Return every entry exactly.

Extracts from a graphics dataset
——————

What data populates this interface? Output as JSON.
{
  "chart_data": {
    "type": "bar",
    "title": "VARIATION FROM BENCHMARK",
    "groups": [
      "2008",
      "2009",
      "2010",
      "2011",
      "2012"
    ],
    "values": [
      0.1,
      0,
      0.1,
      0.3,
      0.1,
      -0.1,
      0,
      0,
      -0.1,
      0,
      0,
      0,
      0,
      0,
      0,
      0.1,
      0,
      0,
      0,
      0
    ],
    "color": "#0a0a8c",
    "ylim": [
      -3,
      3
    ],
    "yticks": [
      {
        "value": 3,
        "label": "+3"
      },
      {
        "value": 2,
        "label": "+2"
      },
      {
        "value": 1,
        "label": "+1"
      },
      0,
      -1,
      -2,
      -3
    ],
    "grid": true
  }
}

——————

## RESULT OF THIS TASK
What data populates this interface? Output as JSON.
{
  "chart_data": {
    "type": "bar",
    "title": "VARIATION FROM BENCHMARK",
    "groups": [
      "2008",
      "2009",
      "2010",
      "2011",
      "2012"
    ],
    "values": [
      0.1,
      0,
      0.1,
      0.3,
      0.1,
      -0.1,
      0,
      0,
      -0.1,
      0,
      0,
      0,
      0,
      0,
      0,
      0.1,
      0,
      0,
      0,
      0
    ],
    "color": "#0a0a8c",
    "ylim": [
      -3,
      3
    ],
    "yticks": [
      {
        "value": 3,
        "label": "+3"
      },
      {
        "value": 2,
        "label": "+2"
      },
      {
        "value": 1,
        "label": "+1"
      },
      0,
      -1,
      -2,
      -3
    ],
    "grid": true
  }
}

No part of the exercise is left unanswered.